Element box entries:
= = =

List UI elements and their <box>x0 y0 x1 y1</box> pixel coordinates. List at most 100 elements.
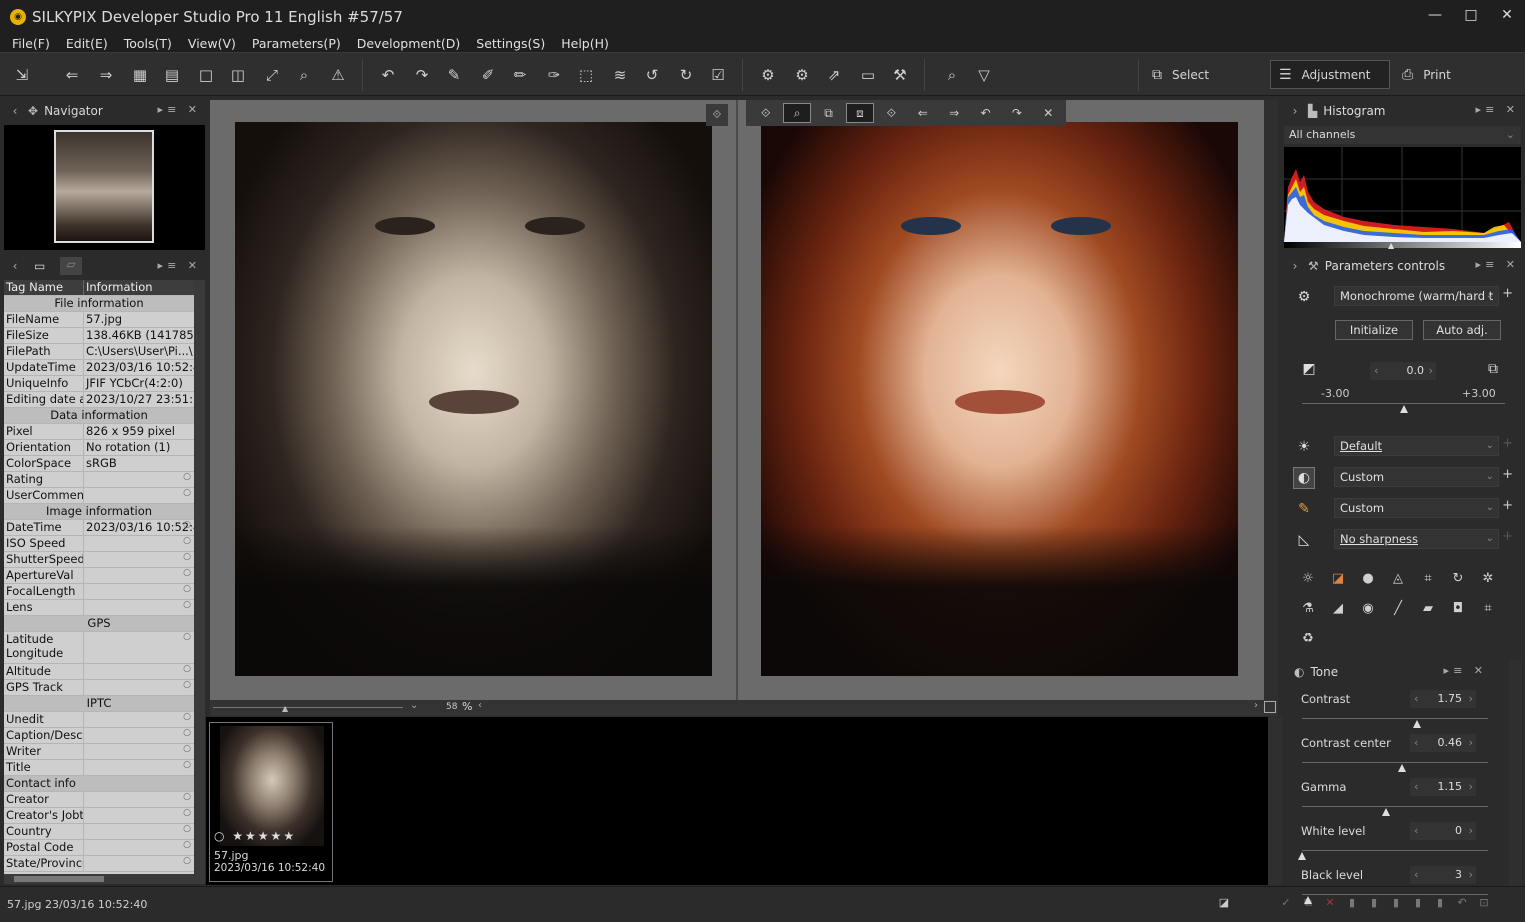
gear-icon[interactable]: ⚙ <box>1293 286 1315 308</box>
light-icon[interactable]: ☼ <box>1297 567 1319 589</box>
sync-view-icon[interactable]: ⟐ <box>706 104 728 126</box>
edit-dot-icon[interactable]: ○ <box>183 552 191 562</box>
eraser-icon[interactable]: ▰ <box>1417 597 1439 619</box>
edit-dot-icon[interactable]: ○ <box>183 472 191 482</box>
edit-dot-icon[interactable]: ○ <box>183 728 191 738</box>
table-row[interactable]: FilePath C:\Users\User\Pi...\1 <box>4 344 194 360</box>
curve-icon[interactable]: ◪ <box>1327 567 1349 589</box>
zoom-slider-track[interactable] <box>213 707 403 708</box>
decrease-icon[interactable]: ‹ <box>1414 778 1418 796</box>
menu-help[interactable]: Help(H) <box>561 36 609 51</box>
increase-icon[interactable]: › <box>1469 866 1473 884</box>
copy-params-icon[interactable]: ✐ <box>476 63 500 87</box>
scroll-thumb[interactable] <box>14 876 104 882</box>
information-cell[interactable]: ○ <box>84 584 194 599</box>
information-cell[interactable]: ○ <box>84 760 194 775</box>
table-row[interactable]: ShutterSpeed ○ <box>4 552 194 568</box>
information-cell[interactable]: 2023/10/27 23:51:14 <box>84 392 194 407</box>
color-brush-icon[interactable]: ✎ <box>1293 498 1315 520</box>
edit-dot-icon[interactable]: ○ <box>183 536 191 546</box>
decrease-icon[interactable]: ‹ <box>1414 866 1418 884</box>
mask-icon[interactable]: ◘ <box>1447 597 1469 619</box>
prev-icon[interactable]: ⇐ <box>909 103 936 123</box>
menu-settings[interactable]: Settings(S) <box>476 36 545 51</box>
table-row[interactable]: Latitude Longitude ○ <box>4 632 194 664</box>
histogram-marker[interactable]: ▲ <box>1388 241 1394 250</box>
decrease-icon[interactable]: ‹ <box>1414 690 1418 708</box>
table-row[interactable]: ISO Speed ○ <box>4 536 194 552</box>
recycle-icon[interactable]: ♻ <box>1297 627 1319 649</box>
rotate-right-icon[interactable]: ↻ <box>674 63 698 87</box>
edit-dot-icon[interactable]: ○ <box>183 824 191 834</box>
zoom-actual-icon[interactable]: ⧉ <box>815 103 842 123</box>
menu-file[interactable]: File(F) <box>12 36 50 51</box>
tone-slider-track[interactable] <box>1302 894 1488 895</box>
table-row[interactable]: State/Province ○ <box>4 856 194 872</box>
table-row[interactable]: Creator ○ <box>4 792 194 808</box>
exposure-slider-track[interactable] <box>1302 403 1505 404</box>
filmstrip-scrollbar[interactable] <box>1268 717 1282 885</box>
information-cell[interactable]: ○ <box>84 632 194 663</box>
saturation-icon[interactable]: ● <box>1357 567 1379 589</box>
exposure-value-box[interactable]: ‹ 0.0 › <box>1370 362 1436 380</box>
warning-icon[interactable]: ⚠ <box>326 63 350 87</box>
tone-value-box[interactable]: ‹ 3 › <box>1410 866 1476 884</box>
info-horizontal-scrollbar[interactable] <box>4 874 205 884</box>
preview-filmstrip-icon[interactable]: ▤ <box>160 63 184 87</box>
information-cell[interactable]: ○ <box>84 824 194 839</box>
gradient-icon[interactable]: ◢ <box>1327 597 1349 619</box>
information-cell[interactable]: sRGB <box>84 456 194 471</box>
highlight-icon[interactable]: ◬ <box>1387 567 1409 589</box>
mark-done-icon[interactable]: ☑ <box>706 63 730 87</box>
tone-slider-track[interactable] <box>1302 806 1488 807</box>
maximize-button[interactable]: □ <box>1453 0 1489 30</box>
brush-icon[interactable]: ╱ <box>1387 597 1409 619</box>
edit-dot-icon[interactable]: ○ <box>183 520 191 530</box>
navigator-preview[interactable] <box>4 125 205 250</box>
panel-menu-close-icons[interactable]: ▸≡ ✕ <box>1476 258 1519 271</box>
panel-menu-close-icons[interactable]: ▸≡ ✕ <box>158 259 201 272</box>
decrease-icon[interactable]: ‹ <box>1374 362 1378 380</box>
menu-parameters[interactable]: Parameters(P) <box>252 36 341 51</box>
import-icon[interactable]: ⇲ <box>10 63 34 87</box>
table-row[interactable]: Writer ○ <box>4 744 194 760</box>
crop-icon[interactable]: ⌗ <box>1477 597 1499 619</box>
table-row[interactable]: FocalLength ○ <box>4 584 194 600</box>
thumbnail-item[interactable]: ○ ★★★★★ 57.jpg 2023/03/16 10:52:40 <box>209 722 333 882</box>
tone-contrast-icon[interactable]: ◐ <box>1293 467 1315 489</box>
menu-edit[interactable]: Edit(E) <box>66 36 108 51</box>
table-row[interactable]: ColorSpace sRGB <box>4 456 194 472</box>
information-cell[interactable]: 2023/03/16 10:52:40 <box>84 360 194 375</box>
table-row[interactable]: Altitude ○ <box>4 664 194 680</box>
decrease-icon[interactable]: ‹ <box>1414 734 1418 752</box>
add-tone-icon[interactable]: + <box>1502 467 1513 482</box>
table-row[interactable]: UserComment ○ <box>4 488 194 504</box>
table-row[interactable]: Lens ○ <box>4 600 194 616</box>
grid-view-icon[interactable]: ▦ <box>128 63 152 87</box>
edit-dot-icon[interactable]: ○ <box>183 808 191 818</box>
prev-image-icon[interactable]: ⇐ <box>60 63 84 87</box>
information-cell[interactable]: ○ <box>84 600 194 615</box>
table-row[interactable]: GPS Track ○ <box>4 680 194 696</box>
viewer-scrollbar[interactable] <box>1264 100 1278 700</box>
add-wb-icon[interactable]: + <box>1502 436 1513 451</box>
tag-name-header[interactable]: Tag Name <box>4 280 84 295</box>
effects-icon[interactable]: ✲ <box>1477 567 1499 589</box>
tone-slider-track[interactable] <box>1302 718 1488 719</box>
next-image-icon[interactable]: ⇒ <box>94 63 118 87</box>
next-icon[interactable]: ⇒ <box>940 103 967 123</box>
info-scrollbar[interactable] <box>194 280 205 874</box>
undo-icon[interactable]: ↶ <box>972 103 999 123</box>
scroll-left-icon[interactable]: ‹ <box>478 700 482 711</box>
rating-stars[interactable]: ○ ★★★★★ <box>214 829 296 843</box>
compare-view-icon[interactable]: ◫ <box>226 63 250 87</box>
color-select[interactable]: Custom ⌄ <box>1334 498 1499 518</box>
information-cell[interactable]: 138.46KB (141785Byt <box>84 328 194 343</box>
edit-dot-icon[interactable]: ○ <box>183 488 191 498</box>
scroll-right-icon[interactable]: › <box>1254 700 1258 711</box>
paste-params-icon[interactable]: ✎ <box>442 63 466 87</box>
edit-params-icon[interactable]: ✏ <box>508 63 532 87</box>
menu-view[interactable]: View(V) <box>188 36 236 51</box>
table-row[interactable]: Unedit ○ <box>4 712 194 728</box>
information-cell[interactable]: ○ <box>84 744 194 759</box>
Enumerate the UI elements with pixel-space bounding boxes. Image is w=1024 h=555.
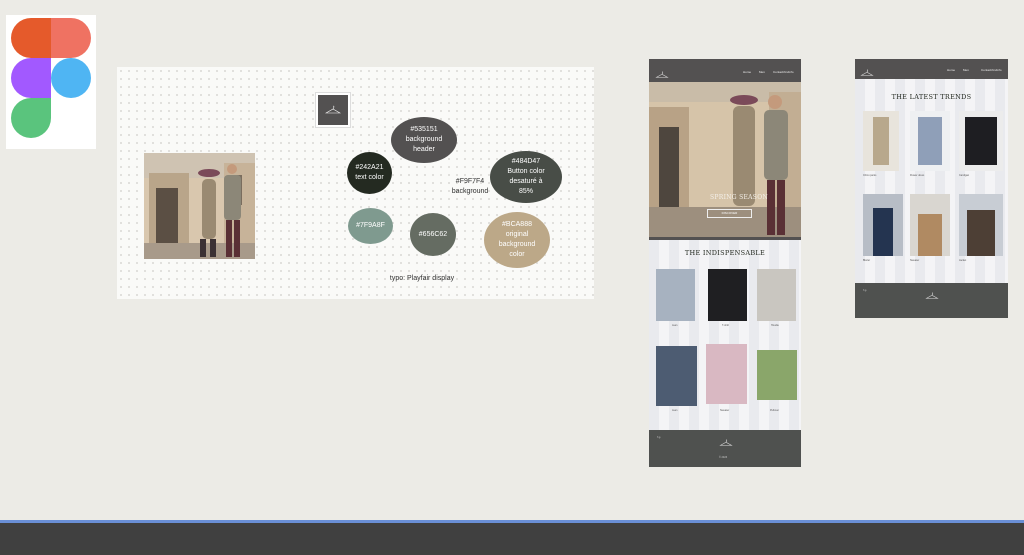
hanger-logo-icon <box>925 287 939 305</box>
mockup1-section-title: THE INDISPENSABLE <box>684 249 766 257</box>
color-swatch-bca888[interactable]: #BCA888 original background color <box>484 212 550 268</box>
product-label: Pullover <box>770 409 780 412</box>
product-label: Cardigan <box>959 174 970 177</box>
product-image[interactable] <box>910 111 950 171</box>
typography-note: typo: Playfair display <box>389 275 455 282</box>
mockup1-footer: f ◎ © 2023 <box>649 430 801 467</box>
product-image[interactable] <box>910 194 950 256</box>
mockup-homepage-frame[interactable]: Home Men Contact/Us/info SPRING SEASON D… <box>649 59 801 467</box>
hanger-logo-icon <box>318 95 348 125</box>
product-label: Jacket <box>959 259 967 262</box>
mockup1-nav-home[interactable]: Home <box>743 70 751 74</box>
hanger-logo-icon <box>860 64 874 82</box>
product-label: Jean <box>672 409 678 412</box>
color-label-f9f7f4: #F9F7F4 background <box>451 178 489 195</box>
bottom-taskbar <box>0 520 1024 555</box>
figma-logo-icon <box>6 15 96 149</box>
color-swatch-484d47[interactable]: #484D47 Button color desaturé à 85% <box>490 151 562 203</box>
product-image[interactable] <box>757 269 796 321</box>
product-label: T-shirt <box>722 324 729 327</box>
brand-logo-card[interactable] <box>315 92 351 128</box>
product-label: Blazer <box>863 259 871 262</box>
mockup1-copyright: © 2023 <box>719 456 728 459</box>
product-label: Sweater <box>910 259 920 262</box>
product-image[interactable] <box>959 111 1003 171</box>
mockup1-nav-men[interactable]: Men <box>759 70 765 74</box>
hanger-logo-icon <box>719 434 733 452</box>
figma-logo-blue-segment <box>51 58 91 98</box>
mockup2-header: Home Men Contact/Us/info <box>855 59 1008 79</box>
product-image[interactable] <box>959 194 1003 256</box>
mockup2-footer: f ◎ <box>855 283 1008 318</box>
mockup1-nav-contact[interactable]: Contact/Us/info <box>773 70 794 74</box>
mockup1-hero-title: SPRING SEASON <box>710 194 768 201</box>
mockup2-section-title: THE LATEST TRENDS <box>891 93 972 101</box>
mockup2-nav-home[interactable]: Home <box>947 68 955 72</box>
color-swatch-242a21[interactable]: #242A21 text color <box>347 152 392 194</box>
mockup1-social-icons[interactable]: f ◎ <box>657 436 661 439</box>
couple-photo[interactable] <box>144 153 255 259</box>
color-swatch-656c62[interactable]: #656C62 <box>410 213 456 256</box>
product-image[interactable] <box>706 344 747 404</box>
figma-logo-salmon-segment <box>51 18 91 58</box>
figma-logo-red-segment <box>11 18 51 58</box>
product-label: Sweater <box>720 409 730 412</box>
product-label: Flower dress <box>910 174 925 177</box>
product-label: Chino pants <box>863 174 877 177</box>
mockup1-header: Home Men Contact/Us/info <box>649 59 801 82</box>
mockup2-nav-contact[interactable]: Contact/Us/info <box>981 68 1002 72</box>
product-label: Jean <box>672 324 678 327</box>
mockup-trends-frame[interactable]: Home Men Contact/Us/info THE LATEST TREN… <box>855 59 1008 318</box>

= = =

● **Exercise goal**: Extract the lines from the one containing "gear-icon[interactable]: ⚙ <box>1293" to the one containing "color-brush-icon[interactable]: ✎ <box>1293", inclusive, and reproduce them verbatim.

● **Task result**:
gear-icon[interactable]: ⚙ <box>1293 286 1315 308</box>
light-icon[interactable]: ☼ <box>1297 567 1319 589</box>
sync-view-icon[interactable]: ⟐ <box>706 104 728 126</box>
edit-dot-icon[interactable]: ○ <box>183 552 191 562</box>
eraser-icon[interactable]: ▰ <box>1417 597 1439 619</box>
edit-dot-icon[interactable]: ○ <box>183 472 191 482</box>
edit-dot-icon[interactable]: ○ <box>183 728 191 738</box>
table-row[interactable]: FilePath C:\Users\User\Pi...\1 <box>4 344 194 360</box>
curve-icon[interactable]: ◪ <box>1327 567 1349 589</box>
zoom-slider-track[interactable] <box>213 707 403 708</box>
decrease-icon[interactable]: ‹ <box>1414 778 1418 796</box>
menu-help[interactable]: Help(H) <box>561 36 609 51</box>
increase-icon[interactable]: › <box>1469 866 1473 884</box>
copy-params-icon[interactable]: ✐ <box>476 63 500 87</box>
scroll-thumb[interactable] <box>14 876 104 882</box>
information-cell[interactable]: ○ <box>84 584 194 599</box>
information-cell[interactable]: ○ <box>84 760 194 775</box>
table-row[interactable]: ShutterSpeed ○ <box>4 552 194 568</box>
information-cell[interactable]: 2023/10/27 23:51:14 <box>84 392 194 407</box>
color-brush-icon[interactable]: ✎ <box>1293 498 1315 520</box>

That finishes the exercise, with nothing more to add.